Problem
Go through the entries below and pick out every line with "marker".

Stored entries:
>> Begin
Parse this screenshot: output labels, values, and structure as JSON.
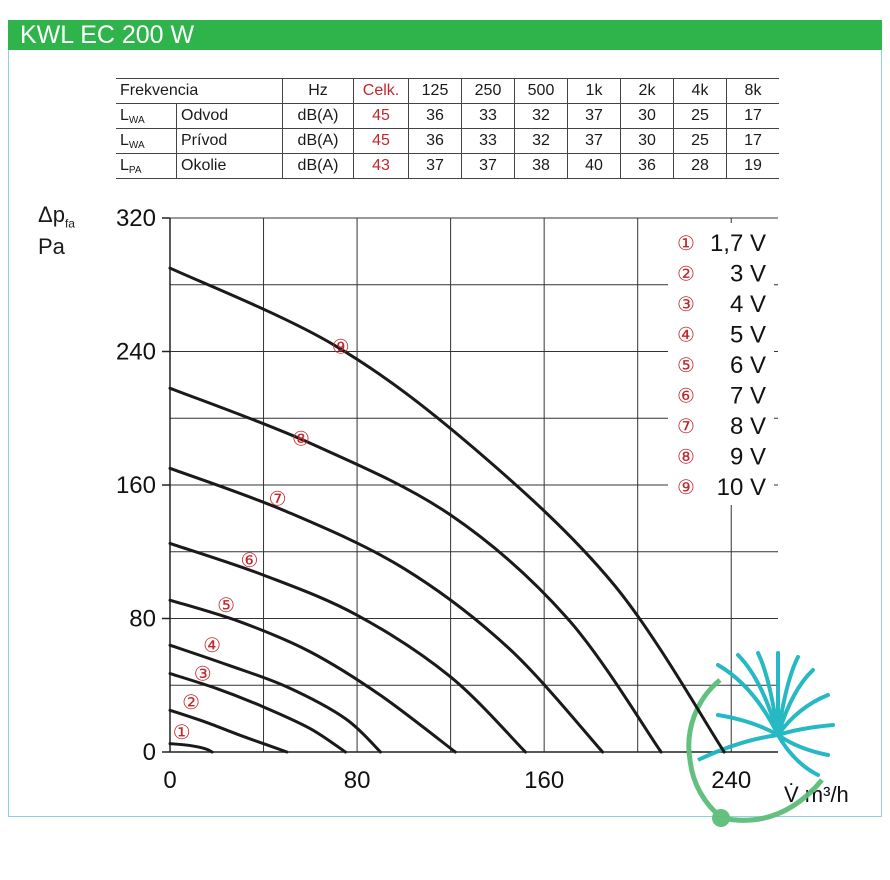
{
  "header": {
    "title": "KWL EC 200 W"
  },
  "noise_table": {
    "header": [
      "Frekvencia",
      "",
      "Hz",
      "Celk.",
      "125",
      "250",
      "500",
      "1k",
      "2k",
      "4k",
      "8k"
    ],
    "rows": [
      {
        "sym": "L",
        "sub": "WA",
        "name": "Odvod",
        "unit": "dB(A)",
        "total": "45",
        "values": [
          "36",
          "33",
          "32",
          "37",
          "30",
          "25",
          "17"
        ]
      },
      {
        "sym": "L",
        "sub": "WA",
        "name": "Prívod",
        "unit": "dB(A)",
        "total": "45",
        "values": [
          "36",
          "33",
          "32",
          "37",
          "30",
          "25",
          "17"
        ]
      },
      {
        "sym": "L",
        "sub": "PA",
        "name": "Okolie",
        "unit": "dB(A)",
        "total": "43",
        "values": [
          "37",
          "37",
          "38",
          "40",
          "36",
          "28",
          "19"
        ]
      }
    ]
  },
  "chart_data": {
    "type": "line",
    "ylabel_main": "Δp",
    "ylabel_sub": "fa",
    "ylabel_unit": "Pa",
    "xlabel": "V̇ m³/h",
    "xlim": [
      0,
      260
    ],
    "ylim": [
      0,
      320
    ],
    "xticks": [
      "0",
      "80",
      "160",
      "240"
    ],
    "xtick_values": [
      0,
      80,
      160,
      240
    ],
    "yticks": [
      "0",
      "80",
      "160",
      "240",
      "320"
    ],
    "ytick_values": [
      0,
      80,
      160,
      240,
      320
    ],
    "grid": true,
    "legend_position": "top-right",
    "series": [
      {
        "name": "1,7 V",
        "marker": "①",
        "label_at": [
          5,
          12
        ],
        "points": [
          [
            0,
            5
          ],
          [
            8,
            4
          ],
          [
            15,
            2
          ],
          [
            18,
            0
          ]
        ]
      },
      {
        "name": "3 V",
        "marker": "②",
        "label_at": [
          9,
          30
        ],
        "points": [
          [
            0,
            25
          ],
          [
            15,
            18
          ],
          [
            30,
            10
          ],
          [
            42,
            4
          ],
          [
            50,
            0
          ]
        ]
      },
      {
        "name": "4 V",
        "marker": "③",
        "label_at": [
          14,
          47
        ],
        "points": [
          [
            0,
            47
          ],
          [
            20,
            38
          ],
          [
            40,
            27
          ],
          [
            60,
            14
          ],
          [
            75,
            0
          ]
        ]
      },
      {
        "name": "5 V",
        "marker": "④",
        "label_at": [
          18,
          64
        ],
        "points": [
          [
            0,
            64
          ],
          [
            25,
            52
          ],
          [
            50,
            39
          ],
          [
            75,
            20
          ],
          [
            90,
            0
          ]
        ]
      },
      {
        "name": "6 V",
        "marker": "⑤",
        "label_at": [
          24,
          88
        ],
        "points": [
          [
            0,
            91
          ],
          [
            30,
            78
          ],
          [
            60,
            60
          ],
          [
            90,
            34
          ],
          [
            122,
            0
          ]
        ]
      },
      {
        "name": "7 V",
        "marker": "⑥",
        "label_at": [
          34,
          115
        ],
        "points": [
          [
            0,
            125
          ],
          [
            40,
            106
          ],
          [
            80,
            82
          ],
          [
            120,
            45
          ],
          [
            152,
            0
          ]
        ]
      },
      {
        "name": "8 V",
        "marker": "⑦",
        "label_at": [
          46,
          152
        ],
        "points": [
          [
            0,
            170
          ],
          [
            50,
            144
          ],
          [
            100,
            110
          ],
          [
            145,
            62
          ],
          [
            185,
            0
          ]
        ]
      },
      {
        "name": "9 V",
        "marker": "⑧",
        "label_at": [
          56,
          188
        ],
        "points": [
          [
            0,
            218
          ],
          [
            60,
            185
          ],
          [
            120,
            142
          ],
          [
            170,
            80
          ],
          [
            210,
            0
          ]
        ]
      },
      {
        "name": "10 V",
        "marker": "⑨",
        "label_at": [
          73,
          243
        ],
        "points": [
          [
            0,
            290
          ],
          [
            70,
            244
          ],
          [
            130,
            182
          ],
          [
            190,
            100
          ],
          [
            237,
            0
          ]
        ]
      }
    ]
  }
}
>> End
Task result
        "marker": "①",
        "marker": "②",
        "marker": "③",
        "marker": "④",
        "marker": "⑤",
        "marker": "⑥",
        "marker": "⑦",
        "marker": "⑧",
        "marker": "⑨",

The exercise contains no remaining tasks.